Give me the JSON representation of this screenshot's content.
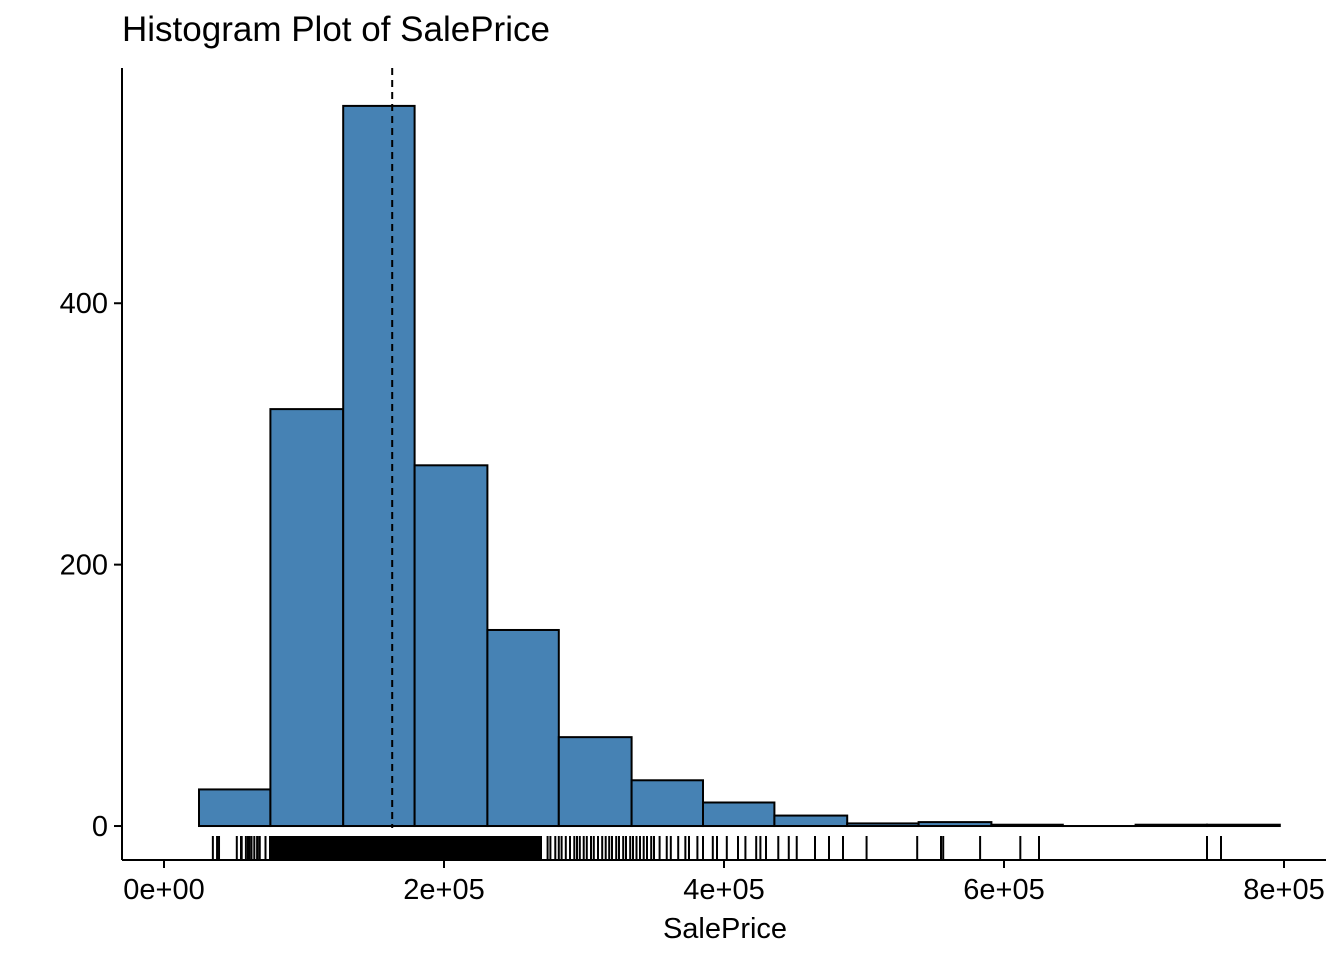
{
  "chart_data": {
    "type": "bar",
    "title": "Histogram Plot of SalePrice",
    "xlabel": "SalePrice",
    "ylabel": "",
    "xlim": [
      -30000,
      830000
    ],
    "ylim": [
      -26,
      580
    ],
    "x_ticks": [
      {
        "value": 0,
        "label": "0e+00"
      },
      {
        "value": 200000,
        "label": "2e+05"
      },
      {
        "value": 400000,
        "label": "4e+05"
      },
      {
        "value": 600000,
        "label": "6e+05"
      },
      {
        "value": 800000,
        "label": "8e+05"
      }
    ],
    "y_ticks": [
      {
        "value": 0,
        "label": "0"
      },
      {
        "value": 200,
        "label": "200"
      },
      {
        "value": 400,
        "label": "400"
      }
    ],
    "bins": [
      {
        "start": 25000,
        "end": 76000,
        "count": 28
      },
      {
        "start": 76000,
        "end": 128000,
        "count": 319
      },
      {
        "start": 128000,
        "end": 179000,
        "count": 551
      },
      {
        "start": 179000,
        "end": 231000,
        "count": 276
      },
      {
        "start": 231000,
        "end": 282000,
        "count": 150
      },
      {
        "start": 282000,
        "end": 334000,
        "count": 68
      },
      {
        "start": 334000,
        "end": 385000,
        "count": 35
      },
      {
        "start": 385000,
        "end": 436000,
        "count": 18
      },
      {
        "start": 436000,
        "end": 488000,
        "count": 8
      },
      {
        "start": 488000,
        "end": 539000,
        "count": 2
      },
      {
        "start": 539000,
        "end": 591000,
        "count": 3
      },
      {
        "start": 591000,
        "end": 642000,
        "count": 1
      },
      {
        "start": 642000,
        "end": 694000,
        "count": 0
      },
      {
        "start": 694000,
        "end": 745000,
        "count": 1
      },
      {
        "start": 745000,
        "end": 797000,
        "count": 1
      }
    ],
    "mean_line": 163000,
    "rug_dense_range": [
      75000,
      270000
    ],
    "rug_values": [
      34900,
      37900,
      39300,
      52000,
      55000,
      55500,
      58500,
      60000,
      61000,
      62500,
      64500,
      66500,
      67000,
      68400,
      72500,
      274000,
      276000,
      279500,
      282000,
      284000,
      287000,
      290000,
      293077,
      295000,
      297000,
      299800,
      302000,
      305000,
      307000,
      310000,
      313000,
      315500,
      318000,
      320000,
      323000,
      325000,
      328000,
      330000,
      333000,
      335000,
      337500,
      340000,
      342643,
      345000,
      348000,
      350000,
      354000,
      359100,
      362000,
      367294,
      372402,
      375000,
      381000,
      385000,
      392000,
      395000,
      402000,
      410000,
      415298,
      423000,
      426000,
      430000,
      438780,
      446261,
      451950,
      465000,
      475000,
      485000,
      501837,
      538000,
      555000,
      556581,
      582933,
      611657,
      625000,
      745000,
      755000
    ],
    "colors": {
      "bar_fill": "#4682B4",
      "bar_stroke": "#000000",
      "axis": "#000000"
    }
  }
}
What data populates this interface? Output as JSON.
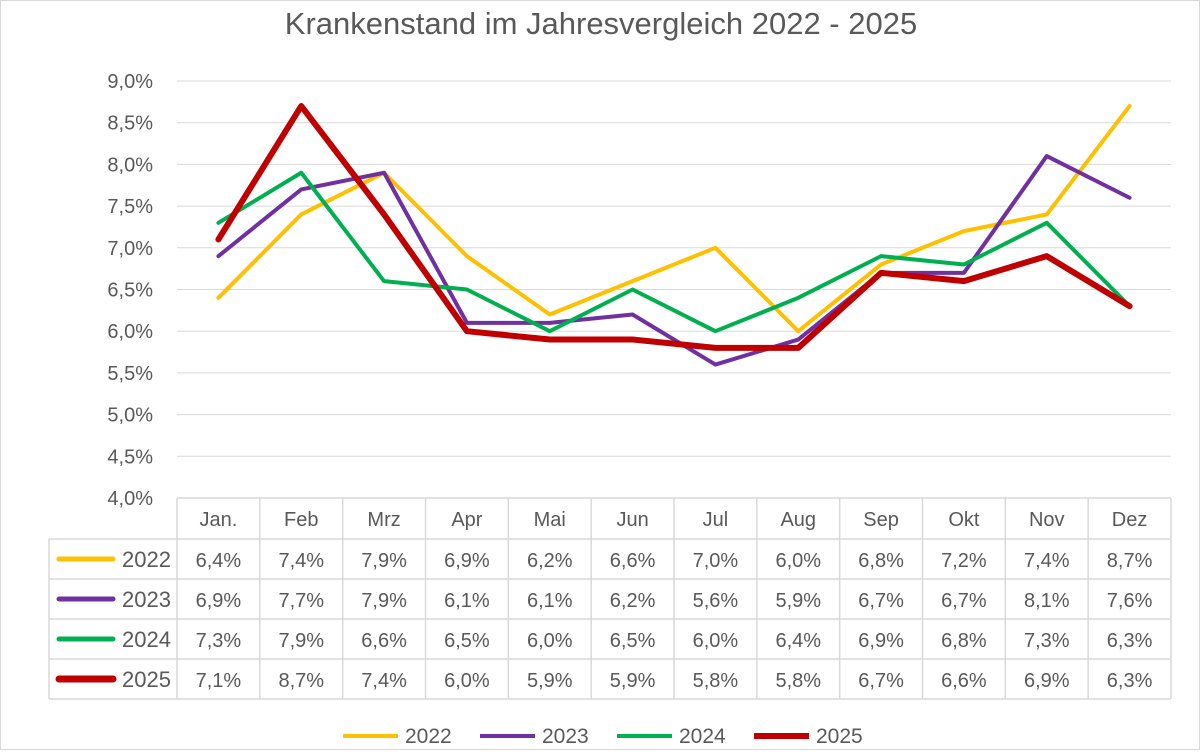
{
  "chart_data": {
    "type": "line",
    "title": "Krankenstand im Jahresvergleich 2022 - 2025",
    "xlabel": "",
    "ylabel": "",
    "ylim": [
      4.0,
      9.0
    ],
    "yticks": [
      "4,0%",
      "4,5%",
      "5,0%",
      "5,5%",
      "6,0%",
      "6,5%",
      "7,0%",
      "7,5%",
      "8,0%",
      "8,5%",
      "9,0%"
    ],
    "ytick_values": [
      4.0,
      4.5,
      5.0,
      5.5,
      6.0,
      6.5,
      7.0,
      7.5,
      8.0,
      8.5,
      9.0
    ],
    "grid": true,
    "legend_position": "bottom",
    "categories": [
      "Jan.",
      "Feb",
      "Mrz",
      "Apr",
      "Mai",
      "Jun",
      "Jul",
      "Aug",
      "Sep",
      "Okt",
      "Nov",
      "Dez"
    ],
    "series": [
      {
        "name": "2022",
        "color": "#FFC000",
        "values": [
          6.4,
          7.4,
          7.9,
          6.9,
          6.2,
          6.6,
          7.0,
          6.0,
          6.8,
          7.2,
          7.4,
          8.7
        ],
        "labels": [
          "6,4%",
          "7,4%",
          "7,9%",
          "6,9%",
          "6,2%",
          "6,6%",
          "7,0%",
          "6,0%",
          "6,8%",
          "7,2%",
          "7,4%",
          "8,7%"
        ]
      },
      {
        "name": "2023",
        "color": "#7030A0",
        "values": [
          6.9,
          7.7,
          7.9,
          6.1,
          6.1,
          6.2,
          5.6,
          5.9,
          6.7,
          6.7,
          8.1,
          7.6
        ],
        "labels": [
          "6,9%",
          "7,7%",
          "7,9%",
          "6,1%",
          "6,1%",
          "6,2%",
          "5,6%",
          "5,9%",
          "6,7%",
          "6,7%",
          "8,1%",
          "7,6%"
        ]
      },
      {
        "name": "2024",
        "color": "#00B050",
        "values": [
          7.3,
          7.9,
          6.6,
          6.5,
          6.0,
          6.5,
          6.0,
          6.4,
          6.9,
          6.8,
          7.3,
          6.3
        ],
        "labels": [
          "7,3%",
          "7,9%",
          "6,6%",
          "6,5%",
          "6,0%",
          "6,5%",
          "6,0%",
          "6,4%",
          "6,9%",
          "6,8%",
          "7,3%",
          "6,3%"
        ]
      },
      {
        "name": "2025",
        "color": "#C00000",
        "values": [
          7.1,
          8.7,
          7.4,
          6.0,
          5.9,
          5.9,
          5.8,
          5.8,
          6.7,
          6.6,
          6.9,
          6.3
        ],
        "labels": [
          "7,1%",
          "8,7%",
          "7,4%",
          "6,0%",
          "5,9%",
          "5,9%",
          "5,8%",
          "5,8%",
          "6,7%",
          "6,6%",
          "6,9%",
          "6,3%"
        ]
      }
    ]
  }
}
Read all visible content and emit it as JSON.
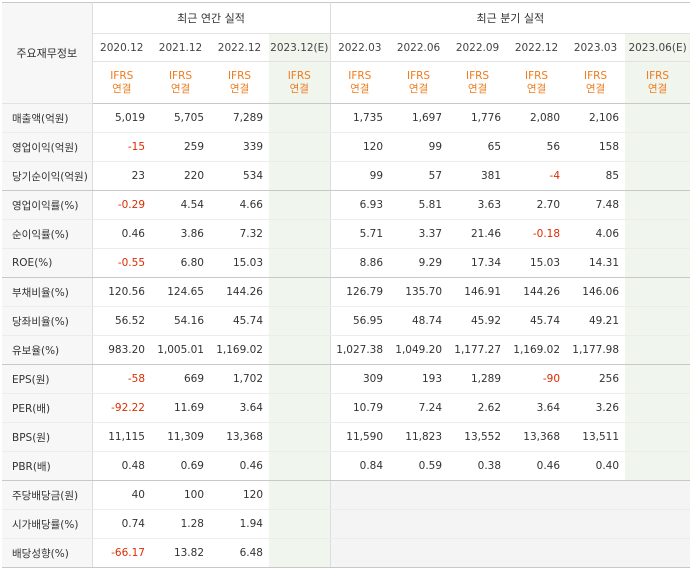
{
  "header": {
    "row_label": "주요재무정보",
    "annual_group": "최근 연간 실적",
    "quarter_group": "최근 분기 실적",
    "annual_periods": [
      "2020.12",
      "2021.12",
      "2022.12",
      "2023.12(E)"
    ],
    "quarter_periods": [
      "2022.03",
      "2022.06",
      "2022.09",
      "2022.12",
      "2023.03",
      "2023.06(E)"
    ],
    "basis_line1": "IFRS",
    "basis_line2": "연결"
  },
  "rows": [
    {
      "label": "매출액(억원)",
      "values": [
        "5,019",
        "5,705",
        "7,289",
        "",
        "1,735",
        "1,697",
        "1,776",
        "2,080",
        "2,106",
        ""
      ]
    },
    {
      "label": "영업이익(억원)",
      "values": [
        "-15",
        "259",
        "339",
        "",
        "120",
        "99",
        "65",
        "56",
        "158",
        ""
      ]
    },
    {
      "label": "당기순이익(억원)",
      "values": [
        "23",
        "220",
        "534",
        "",
        "99",
        "57",
        "381",
        "-4",
        "85",
        ""
      ]
    },
    {
      "label": "영업이익률(%)",
      "values": [
        "-0.29",
        "4.54",
        "4.66",
        "",
        "6.93",
        "5.81",
        "3.63",
        "2.70",
        "7.48",
        ""
      ]
    },
    {
      "label": "순이익률(%)",
      "values": [
        "0.46",
        "3.86",
        "7.32",
        "",
        "5.71",
        "3.37",
        "21.46",
        "-0.18",
        "4.06",
        ""
      ]
    },
    {
      "label": "ROE(%)",
      "values": [
        "-0.55",
        "6.80",
        "15.03",
        "",
        "8.86",
        "9.29",
        "17.34",
        "15.03",
        "14.31",
        ""
      ]
    },
    {
      "label": "부채비율(%)",
      "values": [
        "120.56",
        "124.65",
        "144.26",
        "",
        "126.79",
        "135.70",
        "146.91",
        "144.26",
        "146.06",
        ""
      ]
    },
    {
      "label": "당좌비율(%)",
      "values": [
        "56.52",
        "54.16",
        "45.74",
        "",
        "56.95",
        "48.74",
        "45.92",
        "45.74",
        "49.21",
        ""
      ]
    },
    {
      "label": "유보율(%)",
      "values": [
        "983.20",
        "1,005.01",
        "1,169.02",
        "",
        "1,027.38",
        "1,049.20",
        "1,177.27",
        "1,169.02",
        "1,177.98",
        ""
      ]
    },
    {
      "label": "EPS(원)",
      "values": [
        "-58",
        "669",
        "1,702",
        "",
        "309",
        "193",
        "1,289",
        "-90",
        "256",
        ""
      ]
    },
    {
      "label": "PER(배)",
      "values": [
        "-92.22",
        "11.69",
        "3.64",
        "",
        "10.79",
        "7.24",
        "2.62",
        "3.64",
        "3.26",
        ""
      ]
    },
    {
      "label": "BPS(원)",
      "values": [
        "11,115",
        "11,309",
        "13,368",
        "",
        "11,590",
        "11,823",
        "13,552",
        "13,368",
        "13,511",
        ""
      ]
    },
    {
      "label": "PBR(배)",
      "values": [
        "0.48",
        "0.69",
        "0.46",
        "",
        "0.84",
        "0.59",
        "0.38",
        "0.46",
        "0.40",
        ""
      ]
    },
    {
      "label": "주당배당금(원)",
      "values": [
        "40",
        "100",
        "120",
        "",
        "",
        "",
        "",
        "",
        "",
        ""
      ]
    },
    {
      "label": "시가배당률(%)",
      "values": [
        "0.74",
        "1.28",
        "1.94",
        "",
        "",
        "",
        "",
        "",
        "",
        ""
      ]
    },
    {
      "label": "배당성향(%)",
      "values": [
        "-66.17",
        "13.82",
        "6.48",
        "",
        "",
        "",
        "",
        "",
        "",
        ""
      ]
    }
  ],
  "colors": {
    "negative": "#dd2c00",
    "basis": "#ee7b1c",
    "estimate_bg": "#f0f5ee",
    "quarter_empty_bg": "#f4f4f4",
    "label_bg": "#f7f7f7"
  }
}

::::

_INSTRUCTIONS TO FOLLOW_. Select every line of the records holding the string "this".

_FULL ANSWER_.
Give me the JSON representation of this screenshot's content.
What data populates this interface? Output as JSON.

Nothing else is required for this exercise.